[Dataset entries]
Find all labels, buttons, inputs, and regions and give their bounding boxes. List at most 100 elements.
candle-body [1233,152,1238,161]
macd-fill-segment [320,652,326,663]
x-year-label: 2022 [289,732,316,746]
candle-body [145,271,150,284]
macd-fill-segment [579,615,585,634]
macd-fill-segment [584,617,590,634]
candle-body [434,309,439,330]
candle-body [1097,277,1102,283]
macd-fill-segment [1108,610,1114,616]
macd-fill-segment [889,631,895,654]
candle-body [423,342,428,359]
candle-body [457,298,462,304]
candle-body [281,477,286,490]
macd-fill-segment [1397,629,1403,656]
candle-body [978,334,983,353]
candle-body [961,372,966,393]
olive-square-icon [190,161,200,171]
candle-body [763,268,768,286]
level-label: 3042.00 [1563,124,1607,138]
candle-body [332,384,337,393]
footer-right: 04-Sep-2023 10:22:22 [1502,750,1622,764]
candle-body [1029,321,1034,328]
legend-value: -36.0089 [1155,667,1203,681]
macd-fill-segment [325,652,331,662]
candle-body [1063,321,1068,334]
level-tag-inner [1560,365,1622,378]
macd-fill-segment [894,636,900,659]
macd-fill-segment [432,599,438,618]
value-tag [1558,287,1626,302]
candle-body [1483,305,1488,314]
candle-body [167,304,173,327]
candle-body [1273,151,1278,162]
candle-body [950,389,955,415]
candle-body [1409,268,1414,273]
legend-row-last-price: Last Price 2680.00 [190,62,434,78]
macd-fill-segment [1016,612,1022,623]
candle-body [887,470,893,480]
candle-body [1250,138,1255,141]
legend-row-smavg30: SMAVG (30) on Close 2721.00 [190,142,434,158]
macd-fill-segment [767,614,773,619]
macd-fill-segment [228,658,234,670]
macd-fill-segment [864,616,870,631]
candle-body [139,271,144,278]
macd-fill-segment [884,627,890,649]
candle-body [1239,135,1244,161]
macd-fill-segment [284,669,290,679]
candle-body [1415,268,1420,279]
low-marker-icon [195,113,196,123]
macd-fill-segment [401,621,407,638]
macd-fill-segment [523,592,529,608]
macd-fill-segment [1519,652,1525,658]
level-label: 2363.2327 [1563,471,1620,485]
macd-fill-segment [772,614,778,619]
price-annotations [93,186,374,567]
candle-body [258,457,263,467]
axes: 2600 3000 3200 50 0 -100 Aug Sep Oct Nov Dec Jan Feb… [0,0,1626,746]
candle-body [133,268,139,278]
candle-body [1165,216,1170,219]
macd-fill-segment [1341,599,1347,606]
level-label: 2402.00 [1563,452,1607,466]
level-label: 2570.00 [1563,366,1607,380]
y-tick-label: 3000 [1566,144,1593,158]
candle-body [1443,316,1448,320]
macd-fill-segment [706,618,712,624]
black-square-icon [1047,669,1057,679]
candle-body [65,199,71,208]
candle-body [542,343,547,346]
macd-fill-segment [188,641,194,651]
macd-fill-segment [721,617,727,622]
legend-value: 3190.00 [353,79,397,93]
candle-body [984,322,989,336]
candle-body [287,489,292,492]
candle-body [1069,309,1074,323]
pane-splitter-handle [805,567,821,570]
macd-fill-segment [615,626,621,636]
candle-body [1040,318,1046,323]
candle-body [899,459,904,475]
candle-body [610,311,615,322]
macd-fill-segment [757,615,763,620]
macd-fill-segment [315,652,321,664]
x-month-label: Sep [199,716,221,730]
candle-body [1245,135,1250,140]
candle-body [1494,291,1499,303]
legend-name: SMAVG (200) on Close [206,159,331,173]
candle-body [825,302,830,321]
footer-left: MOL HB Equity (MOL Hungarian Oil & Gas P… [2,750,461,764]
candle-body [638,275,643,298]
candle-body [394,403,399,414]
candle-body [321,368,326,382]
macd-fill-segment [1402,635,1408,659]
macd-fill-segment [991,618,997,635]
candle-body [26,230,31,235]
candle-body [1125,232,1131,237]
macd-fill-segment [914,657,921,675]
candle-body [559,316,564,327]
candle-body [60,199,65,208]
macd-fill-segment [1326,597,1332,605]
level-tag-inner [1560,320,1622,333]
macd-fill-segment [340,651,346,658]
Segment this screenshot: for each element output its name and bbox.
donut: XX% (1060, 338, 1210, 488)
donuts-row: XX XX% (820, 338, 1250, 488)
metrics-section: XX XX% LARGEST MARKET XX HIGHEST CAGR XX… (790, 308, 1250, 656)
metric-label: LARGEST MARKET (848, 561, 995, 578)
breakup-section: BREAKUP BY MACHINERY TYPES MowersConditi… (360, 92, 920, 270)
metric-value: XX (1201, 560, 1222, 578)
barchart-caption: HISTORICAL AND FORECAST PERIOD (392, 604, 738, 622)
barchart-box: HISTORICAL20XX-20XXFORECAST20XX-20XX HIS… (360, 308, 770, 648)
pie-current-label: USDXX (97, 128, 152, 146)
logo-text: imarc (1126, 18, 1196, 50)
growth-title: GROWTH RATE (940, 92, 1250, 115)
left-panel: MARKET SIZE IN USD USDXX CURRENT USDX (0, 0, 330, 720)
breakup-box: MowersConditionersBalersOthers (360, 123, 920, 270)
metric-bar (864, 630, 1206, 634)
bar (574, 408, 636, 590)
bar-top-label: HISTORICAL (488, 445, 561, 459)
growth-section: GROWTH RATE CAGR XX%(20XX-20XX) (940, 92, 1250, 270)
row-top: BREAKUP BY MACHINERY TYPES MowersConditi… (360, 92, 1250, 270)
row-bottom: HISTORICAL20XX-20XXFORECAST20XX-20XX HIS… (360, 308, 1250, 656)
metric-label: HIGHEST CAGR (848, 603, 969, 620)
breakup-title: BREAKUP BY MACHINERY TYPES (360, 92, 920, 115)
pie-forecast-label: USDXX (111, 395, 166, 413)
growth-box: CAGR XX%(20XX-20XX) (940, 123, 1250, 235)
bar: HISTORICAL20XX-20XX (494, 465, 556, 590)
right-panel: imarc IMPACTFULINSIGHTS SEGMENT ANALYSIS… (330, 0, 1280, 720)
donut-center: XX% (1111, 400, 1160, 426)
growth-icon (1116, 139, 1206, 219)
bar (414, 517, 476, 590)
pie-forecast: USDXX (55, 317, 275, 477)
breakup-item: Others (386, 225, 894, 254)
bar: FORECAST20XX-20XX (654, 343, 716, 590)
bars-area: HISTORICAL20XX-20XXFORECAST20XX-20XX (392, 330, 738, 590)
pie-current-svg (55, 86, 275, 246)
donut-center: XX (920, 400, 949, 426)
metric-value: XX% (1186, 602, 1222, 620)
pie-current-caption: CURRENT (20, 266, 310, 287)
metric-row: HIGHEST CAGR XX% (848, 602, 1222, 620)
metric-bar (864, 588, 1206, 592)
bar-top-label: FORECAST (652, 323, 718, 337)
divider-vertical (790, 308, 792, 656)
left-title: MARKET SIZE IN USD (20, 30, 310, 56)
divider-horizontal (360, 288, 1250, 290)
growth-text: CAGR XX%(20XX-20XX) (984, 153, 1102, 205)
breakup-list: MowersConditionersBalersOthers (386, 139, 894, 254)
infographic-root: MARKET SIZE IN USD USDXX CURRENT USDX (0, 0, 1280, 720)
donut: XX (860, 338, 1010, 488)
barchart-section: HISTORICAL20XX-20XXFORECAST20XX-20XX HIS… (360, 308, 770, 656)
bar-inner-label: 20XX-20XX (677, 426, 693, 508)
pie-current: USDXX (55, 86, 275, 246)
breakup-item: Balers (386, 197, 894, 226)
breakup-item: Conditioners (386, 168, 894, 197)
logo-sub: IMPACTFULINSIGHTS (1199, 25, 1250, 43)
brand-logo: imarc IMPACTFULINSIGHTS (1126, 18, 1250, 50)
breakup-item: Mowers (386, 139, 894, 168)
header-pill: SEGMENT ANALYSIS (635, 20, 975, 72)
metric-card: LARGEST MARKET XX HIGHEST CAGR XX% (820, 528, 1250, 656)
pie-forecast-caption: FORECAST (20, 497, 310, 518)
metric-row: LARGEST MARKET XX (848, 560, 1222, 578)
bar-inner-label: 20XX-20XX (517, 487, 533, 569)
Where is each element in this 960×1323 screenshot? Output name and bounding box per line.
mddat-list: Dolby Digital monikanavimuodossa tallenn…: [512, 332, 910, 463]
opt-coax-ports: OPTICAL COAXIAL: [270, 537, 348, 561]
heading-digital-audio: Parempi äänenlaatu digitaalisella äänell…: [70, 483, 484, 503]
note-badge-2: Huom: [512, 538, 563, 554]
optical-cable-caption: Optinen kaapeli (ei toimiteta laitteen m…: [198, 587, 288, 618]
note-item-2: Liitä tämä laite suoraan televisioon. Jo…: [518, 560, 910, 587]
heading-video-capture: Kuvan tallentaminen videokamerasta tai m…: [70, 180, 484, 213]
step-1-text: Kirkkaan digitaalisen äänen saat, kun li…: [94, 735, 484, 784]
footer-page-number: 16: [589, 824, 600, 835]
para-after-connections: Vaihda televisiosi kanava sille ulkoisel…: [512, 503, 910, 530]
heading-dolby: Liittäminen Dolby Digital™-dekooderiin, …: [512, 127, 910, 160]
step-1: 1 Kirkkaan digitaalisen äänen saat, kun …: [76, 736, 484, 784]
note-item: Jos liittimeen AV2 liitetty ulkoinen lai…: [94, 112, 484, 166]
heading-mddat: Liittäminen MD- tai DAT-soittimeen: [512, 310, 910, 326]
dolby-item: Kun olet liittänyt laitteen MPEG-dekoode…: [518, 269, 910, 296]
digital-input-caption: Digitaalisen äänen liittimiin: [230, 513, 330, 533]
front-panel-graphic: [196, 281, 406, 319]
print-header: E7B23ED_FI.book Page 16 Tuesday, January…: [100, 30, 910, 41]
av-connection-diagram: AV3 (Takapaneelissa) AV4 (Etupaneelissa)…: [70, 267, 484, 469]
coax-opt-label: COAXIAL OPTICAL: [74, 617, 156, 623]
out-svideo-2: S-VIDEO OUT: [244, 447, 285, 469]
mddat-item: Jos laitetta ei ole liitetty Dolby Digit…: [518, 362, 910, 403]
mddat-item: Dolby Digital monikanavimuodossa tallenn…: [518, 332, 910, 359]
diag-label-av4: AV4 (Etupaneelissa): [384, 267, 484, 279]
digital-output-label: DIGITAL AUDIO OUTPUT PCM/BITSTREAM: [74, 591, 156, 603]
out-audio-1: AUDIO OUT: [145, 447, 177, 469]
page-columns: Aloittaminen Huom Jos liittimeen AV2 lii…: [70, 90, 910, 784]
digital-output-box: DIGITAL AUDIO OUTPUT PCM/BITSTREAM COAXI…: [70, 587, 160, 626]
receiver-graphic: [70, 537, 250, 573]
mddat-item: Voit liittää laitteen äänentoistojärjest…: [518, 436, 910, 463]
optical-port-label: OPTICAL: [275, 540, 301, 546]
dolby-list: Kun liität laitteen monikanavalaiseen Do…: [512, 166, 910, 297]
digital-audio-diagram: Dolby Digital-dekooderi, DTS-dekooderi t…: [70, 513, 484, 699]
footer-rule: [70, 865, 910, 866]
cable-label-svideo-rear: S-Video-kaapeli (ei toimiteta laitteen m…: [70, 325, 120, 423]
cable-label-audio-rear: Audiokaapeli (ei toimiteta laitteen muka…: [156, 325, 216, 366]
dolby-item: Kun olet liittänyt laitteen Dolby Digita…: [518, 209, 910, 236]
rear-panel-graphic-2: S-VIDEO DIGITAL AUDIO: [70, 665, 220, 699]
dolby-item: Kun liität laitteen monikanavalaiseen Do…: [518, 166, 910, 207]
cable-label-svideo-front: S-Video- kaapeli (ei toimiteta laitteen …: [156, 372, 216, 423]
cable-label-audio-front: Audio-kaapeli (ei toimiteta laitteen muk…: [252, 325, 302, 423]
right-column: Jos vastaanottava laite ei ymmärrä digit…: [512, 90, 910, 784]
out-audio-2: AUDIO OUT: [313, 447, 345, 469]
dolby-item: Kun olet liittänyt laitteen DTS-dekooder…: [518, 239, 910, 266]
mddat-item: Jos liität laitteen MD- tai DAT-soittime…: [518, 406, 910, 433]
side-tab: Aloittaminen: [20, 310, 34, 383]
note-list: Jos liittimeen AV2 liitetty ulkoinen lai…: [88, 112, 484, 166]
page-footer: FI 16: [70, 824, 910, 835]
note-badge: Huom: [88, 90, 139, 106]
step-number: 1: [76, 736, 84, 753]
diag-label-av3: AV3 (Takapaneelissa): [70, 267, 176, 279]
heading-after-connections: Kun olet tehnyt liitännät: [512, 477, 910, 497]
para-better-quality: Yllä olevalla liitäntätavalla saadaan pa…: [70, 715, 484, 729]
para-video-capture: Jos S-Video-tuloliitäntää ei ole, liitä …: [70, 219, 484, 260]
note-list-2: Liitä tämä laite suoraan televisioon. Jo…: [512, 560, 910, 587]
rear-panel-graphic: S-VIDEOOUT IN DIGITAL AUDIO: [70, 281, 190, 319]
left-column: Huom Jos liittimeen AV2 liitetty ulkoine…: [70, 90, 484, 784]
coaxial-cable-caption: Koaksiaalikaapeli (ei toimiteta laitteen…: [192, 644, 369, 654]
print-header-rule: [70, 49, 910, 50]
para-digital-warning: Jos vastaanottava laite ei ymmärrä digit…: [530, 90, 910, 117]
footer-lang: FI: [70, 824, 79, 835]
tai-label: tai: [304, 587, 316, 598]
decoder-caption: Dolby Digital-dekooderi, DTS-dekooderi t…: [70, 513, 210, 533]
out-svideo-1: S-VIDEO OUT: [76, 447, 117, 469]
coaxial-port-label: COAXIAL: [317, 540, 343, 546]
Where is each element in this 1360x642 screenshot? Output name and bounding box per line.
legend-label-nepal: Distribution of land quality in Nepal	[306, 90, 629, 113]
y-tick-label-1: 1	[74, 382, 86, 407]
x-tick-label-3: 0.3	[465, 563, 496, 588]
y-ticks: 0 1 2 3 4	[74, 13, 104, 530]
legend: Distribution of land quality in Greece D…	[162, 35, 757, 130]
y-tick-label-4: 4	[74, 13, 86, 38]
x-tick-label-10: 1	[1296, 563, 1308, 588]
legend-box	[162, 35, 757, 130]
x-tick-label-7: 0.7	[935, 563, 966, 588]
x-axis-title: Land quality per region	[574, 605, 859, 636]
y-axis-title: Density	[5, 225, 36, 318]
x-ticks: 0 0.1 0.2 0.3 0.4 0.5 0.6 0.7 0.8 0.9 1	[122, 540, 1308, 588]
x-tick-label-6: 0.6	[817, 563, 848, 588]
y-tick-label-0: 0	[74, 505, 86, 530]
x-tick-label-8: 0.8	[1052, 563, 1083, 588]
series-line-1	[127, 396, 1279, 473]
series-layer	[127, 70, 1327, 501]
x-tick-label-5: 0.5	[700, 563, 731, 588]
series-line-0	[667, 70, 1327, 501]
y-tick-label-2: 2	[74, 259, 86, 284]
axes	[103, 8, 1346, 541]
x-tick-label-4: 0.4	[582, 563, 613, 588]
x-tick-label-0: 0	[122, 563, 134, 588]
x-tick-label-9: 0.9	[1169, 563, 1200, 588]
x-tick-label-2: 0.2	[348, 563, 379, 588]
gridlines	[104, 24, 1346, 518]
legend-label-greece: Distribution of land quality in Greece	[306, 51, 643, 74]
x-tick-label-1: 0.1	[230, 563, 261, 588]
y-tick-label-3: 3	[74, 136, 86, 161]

OBJECTIVE
Write out the records again without any changes, starting at their first line and ending at the line that contains "level-label: 3042.00 [1563,124,1607,138]", with both of those lines included.

TASK OUTPUT
Find all labels, buttons, inputs, and regions and give their bounding boxes. List at most 100 elements.
candle-body [1233,152,1238,161]
macd-fill-segment [320,652,326,663]
x-year-label: 2022 [289,732,316,746]
candle-body [145,271,150,284]
macd-fill-segment [579,615,585,634]
macd-fill-segment [584,617,590,634]
candle-body [434,309,439,330]
candle-body [1097,277,1102,283]
macd-fill-segment [1108,610,1114,616]
macd-fill-segment [889,631,895,654]
candle-body [423,342,428,359]
candle-body [457,298,462,304]
candle-body [281,477,286,490]
macd-fill-segment [1397,629,1403,656]
candle-body [978,334,983,353]
candle-body [961,372,966,393]
olive-square-icon [190,161,200,171]
candle-body [763,268,768,286]
level-label: 3042.00 [1563,124,1607,138]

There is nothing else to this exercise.